Records supplied ->
#####
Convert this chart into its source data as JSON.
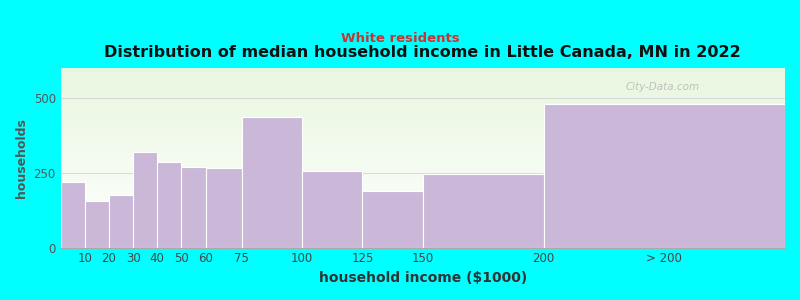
{
  "title": "Distribution of median household income in Little Canada, MN in 2022",
  "subtitle": "White residents",
  "xlabel": "household income ($1000)",
  "ylabel": "households",
  "background_color": "#00FFFF",
  "bar_color": "#cbb8d9",
  "bar_edge_color": "#ffffff",
  "subtitle_color": "#cc3333",
  "watermark": "City-Data.com",
  "bins_left": [
    0,
    10,
    20,
    30,
    40,
    50,
    60,
    75,
    100,
    125,
    150,
    200
  ],
  "bins_right": [
    10,
    20,
    30,
    40,
    50,
    60,
    75,
    100,
    125,
    150,
    200,
    300
  ],
  "values": [
    220,
    155,
    175,
    320,
    285,
    270,
    265,
    435,
    255,
    190,
    245,
    480
  ],
  "xtick_positions": [
    10,
    20,
    30,
    40,
    50,
    60,
    75,
    100,
    125,
    150,
    200,
    250
  ],
  "xtick_labels": [
    "10",
    "20",
    "30",
    "40",
    "50",
    "60",
    "75",
    "100",
    "125",
    "150",
    "200",
    "> 200"
  ],
  "ylim": [
    0,
    600
  ],
  "yticks": [
    0,
    250,
    500
  ],
  "plot_bg_colors": [
    "#f8fff8",
    "#e5f5e0"
  ],
  "xlim": [
    0,
    300
  ]
}
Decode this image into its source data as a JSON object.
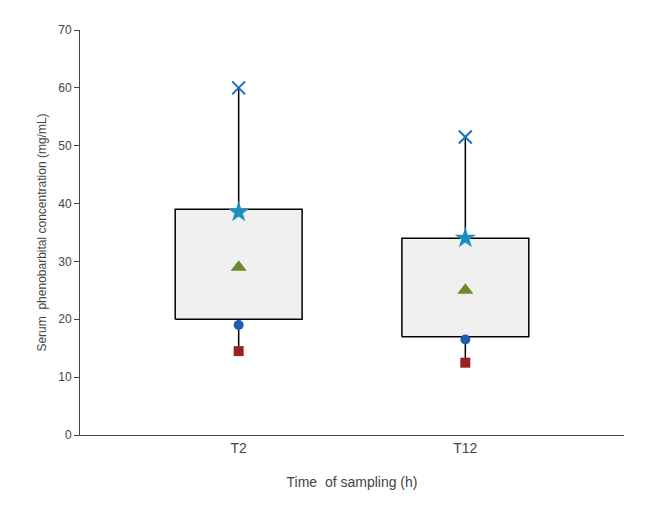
{
  "chart_data": {
    "type": "box",
    "xlabel": "Time  of sampling (h)",
    "ylabel": "Serum  phenobarbital concentration (mg/mL)",
    "categories": [
      "T2",
      "T12"
    ],
    "boxes": {
      "lower": [
        20,
        17
      ],
      "upper": [
        39,
        34
      ],
      "color": "#f0f0f0",
      "edge_color": "#000000"
    },
    "line_color": "#000000",
    "series": [
      {
        "values": [
          29,
          25
        ],
        "marker": "triangle",
        "color": "#6b8a2e"
      },
      {
        "values": [
          19,
          16.5
        ],
        "marker": "circle",
        "color": "#1a5fb0"
      },
      {
        "values": [
          14.5,
          12.5
        ],
        "marker": "square",
        "color": "#9b2020"
      },
      {
        "values": [
          38.5,
          34
        ],
        "marker": "star",
        "color": "#1a90c0"
      },
      {
        "values": [
          60,
          51.5
        ],
        "marker": "x",
        "color": "#1a70c0"
      }
    ],
    "ylim": [
      0,
      70
    ],
    "yticks": [
      0,
      10,
      20,
      30,
      40,
      50,
      60,
      70
    ],
    "grid": false
  }
}
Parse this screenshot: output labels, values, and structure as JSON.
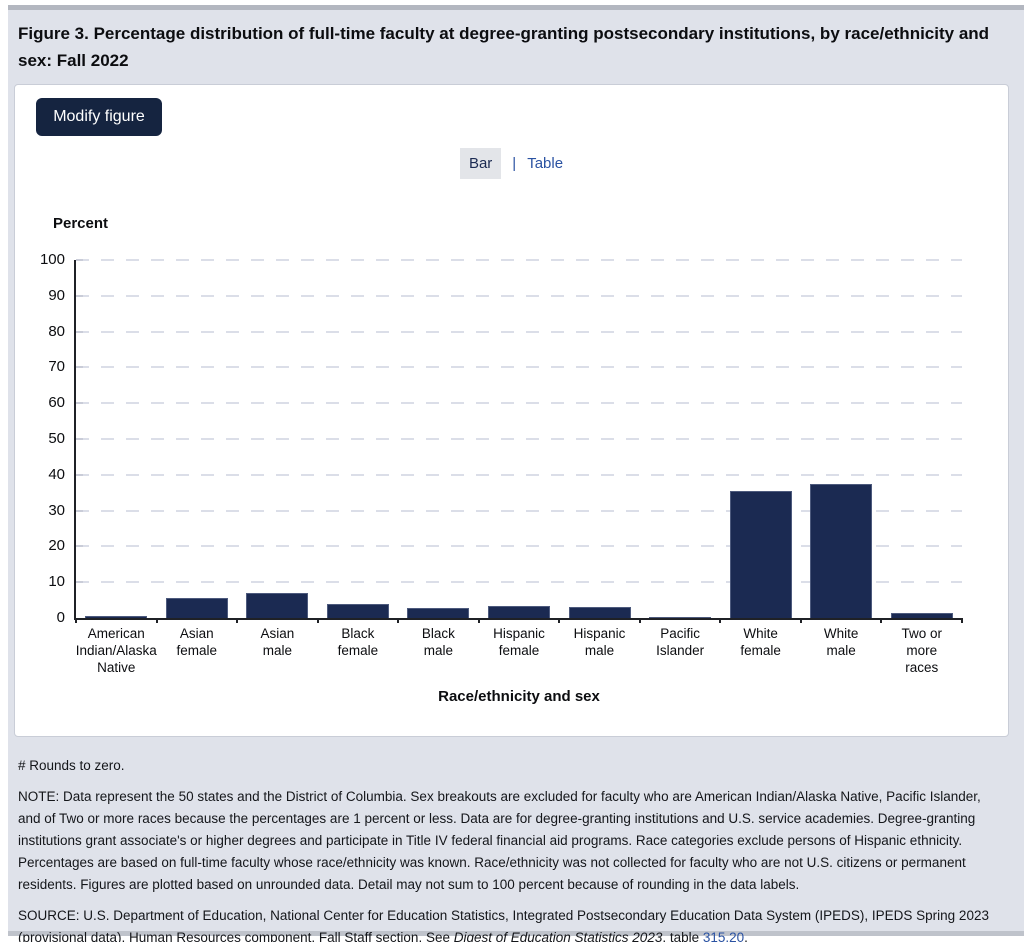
{
  "page": {
    "title": "Figure 3. Percentage distribution of full-time faculty at degree-granting postsecondary institutions, by race/ethnicity and sex: Fall 2022"
  },
  "toolbar": {
    "modify_label": "Modify figure"
  },
  "view_toggle": {
    "bar_label": "Bar",
    "separator": "|",
    "table_label": "Table"
  },
  "chart_data": {
    "type": "bar",
    "title": "Percentage distribution of full-time faculty at degree-granting postsecondary institutions, by race/ethnicity and sex: Fall 2022",
    "ylabel": "Percent",
    "xlabel": "Race/ethnicity and sex",
    "ylim": [
      0,
      100
    ],
    "ytick_step": 10,
    "grid": "dashed-horizontal",
    "legend": "none",
    "bar_color": "#1b2a52",
    "categories": [
      "American Indian/Alaska Native",
      "Asian female",
      "Asian male",
      "Black female",
      "Black male",
      "Hispanic female",
      "Hispanic male",
      "Pacific Islander",
      "White female",
      "White male",
      "Two or more races"
    ],
    "category_line_breaks": [
      [
        "American",
        "Indian/Alaska",
        "Native"
      ],
      [
        "Asian",
        "female"
      ],
      [
        "Asian",
        "male"
      ],
      [
        "Black",
        "female"
      ],
      [
        "Black",
        "male"
      ],
      [
        "Hispanic",
        "female"
      ],
      [
        "Hispanic",
        "male"
      ],
      [
        "Pacific",
        "Islander"
      ],
      [
        "White",
        "female"
      ],
      [
        "White",
        "male"
      ],
      [
        "Two or",
        "more",
        "races"
      ]
    ],
    "values": [
      0.5,
      5.7,
      7.1,
      3.9,
      2.8,
      3.4,
      3.1,
      0.2,
      35.4,
      37.5,
      1.4
    ]
  },
  "footnotes": {
    "rounds_to_zero": "# Rounds to zero.",
    "note": "NOTE: Data represent the 50 states and the District of Columbia. Sex breakouts are excluded for faculty who are American Indian/Alaska Native, Pacific Islander, and of Two or more races because the percentages are 1 percent or less. Data are for degree-granting institutions and U.S. service academies. Degree-granting institutions grant associate's or higher degrees and participate in Title IV federal financial aid programs. Race categories exclude persons of Hispanic ethnicity. Percentages are based on full-time faculty whose race/ethnicity was known. Race/ethnicity was not collected for faculty who are not U.S. citizens or permanent residents. Figures are plotted based on unrounded data. Detail may not sum to 100 percent because of rounding in the data labels.",
    "source_prefix": "SOURCE: U.S. Department of Education, National Center for Education Statistics, Integrated Postsecondary Education Data System (IPEDS), IPEDS Spring 2023 (provisional data), Human Resources component, Fall Staff section. See ",
    "source_italic": "Digest of Education Statistics 2023",
    "source_mid": ", table ",
    "source_link": "315.20",
    "source_suffix": "."
  },
  "colors": {
    "bar_navy": "#1b2a52",
    "button_navy": "#152440",
    "link_blue": "#2a52a2",
    "page_background": "#dfe2ea",
    "active_tab_background": "#e3e5e9",
    "gridline": "#dbdee8",
    "axis": "#1f2126"
  }
}
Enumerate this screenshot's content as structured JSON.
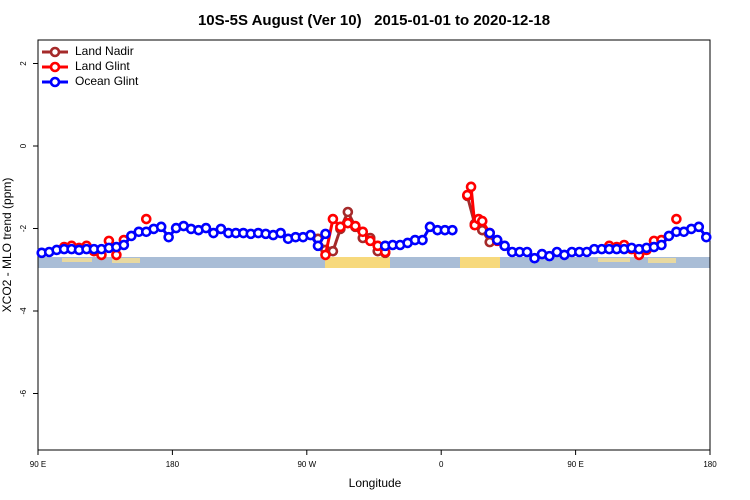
{
  "chart_data": {
    "type": "line",
    "title": "10S-5S August (Ver 10)   2015-01-01 to 2020-12-18",
    "x_label": "Longitude",
    "y_label": "XCO2 - MLO trend (ppm)",
    "xlim": [
      90,
      540
    ],
    "ylim": [
      -7.37,
      2.57
    ],
    "xticks": [
      {
        "value": 90,
        "label": "90 E"
      },
      180,
      {
        "value": 270,
        "label": "90 W"
      },
      {
        "value": 360,
        "label": "0"
      },
      {
        "value": 450,
        "label": "90 E"
      },
      {
        "value": 540,
        "label": "180"
      }
    ],
    "yticks": [
      2,
      0,
      -2,
      -4,
      -6
    ],
    "legend": "top-left",
    "series": [
      {
        "name": "Land Nadir",
        "color": "#a52a2a",
        "x": [
          277.5,
          282.5,
          287.5,
          292.5,
          297.5,
          302.5,
          307.5,
          312.5,
          317.5,
          322.5,
          327.5,
          377.5,
          382.5,
          387.5,
          392.5
        ],
        "values": [
          -2.25,
          -2.52,
          -2.55,
          -2.01,
          -1.6,
          -1.96,
          -2.23,
          -2.23,
          -2.55,
          -2.59,
          null,
          -1.21,
          -1.89,
          -2.04,
          -2.33
        ]
      },
      {
        "name": "Land Glint",
        "color": "#ff0000",
        "x": [
          107.5,
          112.5,
          117.5,
          122.5,
          127.5,
          132.5,
          137.5,
          142.5,
          147.5,
          152.5,
          162.5,
          167.5,
          282.5,
          287.5,
          292.5,
          297.5,
          302.5,
          307.5,
          312.5,
          317.5,
          322.5,
          327.5,
          377.5,
          380,
          382.5,
          385,
          387.5,
          392.5,
          397.5,
          402.5,
          472.5,
          477.5,
          482.5,
          487.5,
          492.5,
          497.5,
          502.5,
          507.5,
          512.5,
          517.5
        ],
        "values": [
          -2.45,
          -2.42,
          -2.47,
          -2.42,
          -2.55,
          -2.64,
          -2.3,
          -2.64,
          -2.28,
          null,
          -1.77,
          null,
          -2.64,
          -1.77,
          -1.96,
          -1.87,
          -1.94,
          -2.08,
          -2.3,
          -2.42,
          -2.57,
          null,
          -1.19,
          -0.99,
          -1.92,
          -1.77,
          -1.82,
          -2.11,
          -2.3,
          null,
          -2.42,
          -2.45,
          -2.4,
          -2.5,
          -2.64,
          -2.52,
          -2.3,
          -2.28,
          null,
          -1.77
        ]
      },
      {
        "name": "Ocean Glint",
        "color": "#0000ff",
        "x": [
          92.5,
          97.5,
          102.5,
          107.5,
          112.5,
          117.5,
          122.5,
          127.5,
          132.5,
          137.5,
          142.5,
          147.5,
          152.5,
          157.5,
          162.5,
          167.5,
          172.5,
          177.5,
          182.5,
          187.5,
          192.5,
          197.5,
          202.5,
          207.5,
          212.5,
          217.5,
          222.5,
          227.5,
          232.5,
          237.5,
          242.5,
          247.5,
          252.5,
          257.5,
          262.5,
          267.5,
          272.5,
          277.5,
          282.5,
          287.5,
          322.5,
          327.5,
          332.5,
          337.5,
          342.5,
          347.5,
          352.5,
          357.5,
          362.5,
          367.5,
          372.5,
          392.5,
          397.5,
          402.5,
          407.5,
          412.5,
          417.5,
          422.5,
          427.5,
          432.5,
          437.5,
          442.5,
          447.5,
          452.5,
          457.5,
          462.5,
          467.5,
          472.5,
          477.5,
          482.5,
          487.5,
          492.5,
          497.5,
          502.5,
          507.5,
          512.5,
          517.5,
          522.5,
          527.5,
          532.5,
          537.5
        ],
        "values": [
          -2.59,
          -2.57,
          -2.52,
          -2.5,
          -2.5,
          -2.52,
          -2.5,
          -2.5,
          -2.5,
          -2.47,
          -2.45,
          -2.4,
          -2.18,
          -2.08,
          -2.08,
          -2.01,
          -1.96,
          -2.21,
          -1.99,
          -1.94,
          -2.01,
          -2.04,
          -1.99,
          -2.11,
          -2.01,
          -2.11,
          -2.11,
          -2.11,
          -2.13,
          -2.11,
          -2.13,
          -2.16,
          -2.11,
          -2.25,
          -2.21,
          -2.21,
          -2.16,
          -2.42,
          -2.13,
          null,
          -2.42,
          -2.4,
          -2.4,
          -2.35,
          -2.28,
          -2.28,
          -1.96,
          -2.04,
          -2.04,
          -2.04,
          null,
          -2.11,
          -2.28,
          -2.42,
          -2.57,
          -2.57,
          -2.57,
          -2.72,
          -2.62,
          -2.67,
          -2.57,
          -2.64,
          -2.57,
          -2.57,
          -2.57,
          -2.5,
          -2.5,
          -2.5,
          -2.5,
          -2.5,
          -2.47,
          -2.5,
          -2.47,
          -2.45,
          -2.4,
          -2.18,
          -2.08,
          -2.08,
          -2.01,
          -1.96,
          -2.21
        ]
      }
    ]
  }
}
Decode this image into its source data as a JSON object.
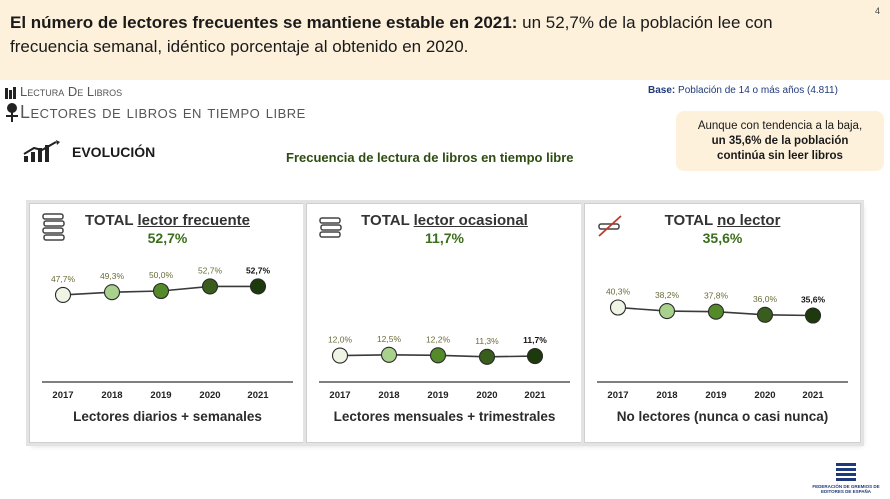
{
  "headline": {
    "bold": "El número de lectores frecuentes se mantiene estable en 2021:",
    "rest": " un 52,7% de la población lee con frecuencia semanal, idéntico porcentaje al obtenido en 2020."
  },
  "page_number": "4",
  "section": {
    "line1": "Lectura De Libros",
    "line2": "Lectores de libros en tiempo libre"
  },
  "base": {
    "label": "Base:",
    "text": " Población de 14 o más años (4.811)"
  },
  "note": {
    "line1": "Aunque con tendencia a la baja,",
    "bold1": "un 35,6% de la población",
    "bold2": "continúa sin leer libros"
  },
  "evolucion_label": "EVOLUCIÓN",
  "chart_title": "Frecuencia de lectura de libros en tiempo libre",
  "logo_text": "FEDERACIÓN DE GREMIOS DE EDITORES DE ESPAÑA",
  "colors": [
    "#eef5e4",
    "#a9d18e",
    "#558a2b",
    "#385d1c",
    "#1d3a0c"
  ],
  "chart_data": [
    {
      "type": "line",
      "title_prefix": "TOTAL ",
      "title_u": "lector frecuente",
      "total": "52,7%",
      "footer": "Lectores diarios + semanales",
      "categories": [
        "2017",
        "2018",
        "2019",
        "2020",
        "2021"
      ],
      "values": [
        47.7,
        49.3,
        50.0,
        52.7,
        52.7
      ],
      "labels": [
        "47,7%",
        "49,3%",
        "50,0%",
        "52,7%",
        "52,7%"
      ],
      "ylim": [
        0,
        60
      ]
    },
    {
      "type": "line",
      "title_prefix": "TOTAL ",
      "title_u": "lector ocasional",
      "total": "11,7%",
      "footer": "Lectores mensuales + trimestrales",
      "categories": [
        "2017",
        "2018",
        "2019",
        "2020",
        "2021"
      ],
      "values": [
        12.0,
        12.5,
        12.2,
        11.3,
        11.7
      ],
      "labels": [
        "12,0%",
        "12,5%",
        "12,2%",
        "11,3%",
        "11,7%"
      ],
      "ylim": [
        0,
        60
      ]
    },
    {
      "type": "line",
      "title_prefix": "TOTAL ",
      "title_u": "no lector",
      "total": "35,6%",
      "footer": "No lectores (nunca o casi nunca)",
      "categories": [
        "2017",
        "2018",
        "2019",
        "2020",
        "2021"
      ],
      "values": [
        40.3,
        38.2,
        37.8,
        36.0,
        35.6
      ],
      "labels": [
        "40,3%",
        "38,2%",
        "37,8%",
        "36,0%",
        "35,6%"
      ],
      "ylim": [
        0,
        60
      ]
    }
  ]
}
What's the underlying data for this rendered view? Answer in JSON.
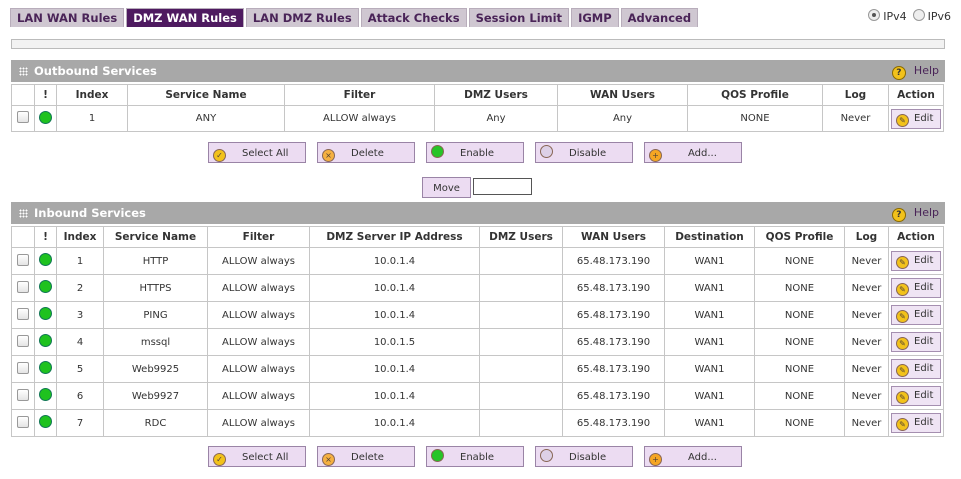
{
  "tabs": [
    "LAN WAN Rules",
    "DMZ WAN Rules",
    "LAN DMZ Rules",
    "Attack Checks",
    "Session Limit",
    "IGMP",
    "Advanced"
  ],
  "ip_options": [
    "IPv4",
    "IPv6"
  ],
  "buttons": [
    "Select All",
    "Delete",
    "Enable",
    "Disable",
    "Add..."
  ],
  "move": "Move",
  "outbound": {
    "title": "Outbound Services",
    "help": "Help",
    "edit": "Edit",
    "columns": [
      "!",
      "Index",
      "Service Name",
      "Filter",
      "DMZ Users",
      "WAN Users",
      "QOS Profile",
      "Log",
      "Action"
    ],
    "rows": [
      [
        "1",
        "ANY",
        "ALLOW always",
        "Any",
        "Any",
        "NONE",
        "Never"
      ]
    ]
  },
  "inbound": {
    "title": "Inbound Services",
    "help": "Help",
    "edit": "Edit",
    "columns": [
      "!",
      "Index",
      "Service Name",
      "Filter",
      "DMZ Server IP Address",
      "DMZ Users",
      "WAN Users",
      "Destination",
      "QOS Profile",
      "Log",
      "Action"
    ],
    "rows": [
      [
        "1",
        "HTTP",
        "ALLOW always",
        "10.0.1.4",
        "",
        "65.48.173.190",
        "WAN1",
        "NONE",
        "Never"
      ],
      [
        "2",
        "HTTPS",
        "ALLOW always",
        "10.0.1.4",
        "",
        "65.48.173.190",
        "WAN1",
        "NONE",
        "Never"
      ],
      [
        "3",
        "PING",
        "ALLOW always",
        "10.0.1.4",
        "",
        "65.48.173.190",
        "WAN1",
        "NONE",
        "Never"
      ],
      [
        "4",
        "mssql",
        "ALLOW always",
        "10.0.1.5",
        "",
        "65.48.173.190",
        "WAN1",
        "NONE",
        "Never"
      ],
      [
        "5",
        "Web9925",
        "ALLOW always",
        "10.0.1.4",
        "",
        "65.48.173.190",
        "WAN1",
        "NONE",
        "Never"
      ],
      [
        "6",
        "Web9927",
        "ALLOW always",
        "10.0.1.4",
        "",
        "65.48.173.190",
        "WAN1",
        "NONE",
        "Never"
      ],
      [
        "7",
        "RDC",
        "ALLOW always",
        "10.0.1.4",
        "",
        "65.48.173.190",
        "WAN1",
        "NONE",
        "Never"
      ]
    ]
  }
}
#####
Required task -> Collect each line holding the string "Alaska".

Output of the task ->
      "American Indian/Alaska Native",
        "Indian/Alaska",
    "note": "NOTE: Data represent the 50 states and the District of Columbia. Sex breakouts are excluded for faculty who are American Indian/Alaska Native, Pacific Islander, and of Two or more races because the percentages are 1 percent or less. Data are for degree-granting institutions and U.S. service academies. Degree-granting institutions grant associate's or higher degrees and participate in Title IV federal financial aid programs. Race categories exclude persons of Hispanic ethnicity. Percentages are based on full-time faculty whose race/ethnicity was known. Race/ethnicity was not collected for faculty who are not U.S. citizens or permanent residents. Figures are plotted based on unrounded data. Detail may not sum to 100 percent because of rounding in the data labels.",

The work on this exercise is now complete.